• _Exercise description_
Repeat the whole listing below, word for word.

[Stored dataset items]
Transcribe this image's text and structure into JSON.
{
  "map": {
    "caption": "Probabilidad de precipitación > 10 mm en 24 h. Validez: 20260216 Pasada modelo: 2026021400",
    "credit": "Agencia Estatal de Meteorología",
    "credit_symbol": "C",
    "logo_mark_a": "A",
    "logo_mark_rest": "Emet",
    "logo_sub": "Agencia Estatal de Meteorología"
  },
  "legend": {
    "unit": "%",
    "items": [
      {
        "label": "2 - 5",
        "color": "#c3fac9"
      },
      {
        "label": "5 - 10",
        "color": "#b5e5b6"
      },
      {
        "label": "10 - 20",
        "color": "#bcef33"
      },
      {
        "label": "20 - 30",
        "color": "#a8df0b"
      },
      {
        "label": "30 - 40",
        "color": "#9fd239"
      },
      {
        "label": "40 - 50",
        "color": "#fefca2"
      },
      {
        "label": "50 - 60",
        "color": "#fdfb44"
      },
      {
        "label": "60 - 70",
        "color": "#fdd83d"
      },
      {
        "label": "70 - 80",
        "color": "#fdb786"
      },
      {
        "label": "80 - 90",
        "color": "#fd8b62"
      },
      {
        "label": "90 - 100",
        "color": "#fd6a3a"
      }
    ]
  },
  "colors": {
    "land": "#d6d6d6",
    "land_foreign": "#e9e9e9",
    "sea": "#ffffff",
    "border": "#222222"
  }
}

• _Result of this task_
Transcribe this image's text and structure into JSON.
{
  "map": {
    "caption": "Probabilidad de precipitación > 10 mm en 24 h. Validez: 20260216 Pasada modelo: 2026021400",
    "credit": "Agencia Estatal de Meteorología",
    "credit_symbol": "C",
    "logo_mark_a": "A",
    "logo_mark_rest": "Emet",
    "logo_sub": "Agencia Estatal de Meteorología"
  },
  "legend": {
    "unit": "%",
    "items": [
      {
        "label": "2 - 5",
        "color": "#c3fac9"
      },
      {
        "label": "5 - 10",
        "color": "#b5e5b6"
      },
      {
        "label": "10 - 20",
        "color": "#bcef33"
      },
      {
        "label": "20 - 30",
        "color": "#a8df0b"
      },
      {
        "label": "30 - 40",
        "color": "#9fd239"
      },
      {
        "label": "40 - 50",
        "color": "#fefca2"
      },
      {
        "label": "50 - 60",
        "color": "#fdfb44"
      },
      {
        "label": "60 - 70",
        "color": "#fdd83d"
      },
      {
        "label": "70 - 80",
        "color": "#fdb786"
      },
      {
        "label": "80 - 90",
        "color": "#fd8b62"
      },
      {
        "label": "90 - 100",
        "color": "#fd6a3a"
      }
    ]
  },
  "colors": {
    "land": "#d6d6d6",
    "land_foreign": "#e9e9e9",
    "sea": "#ffffff",
    "border": "#222222"
  }
}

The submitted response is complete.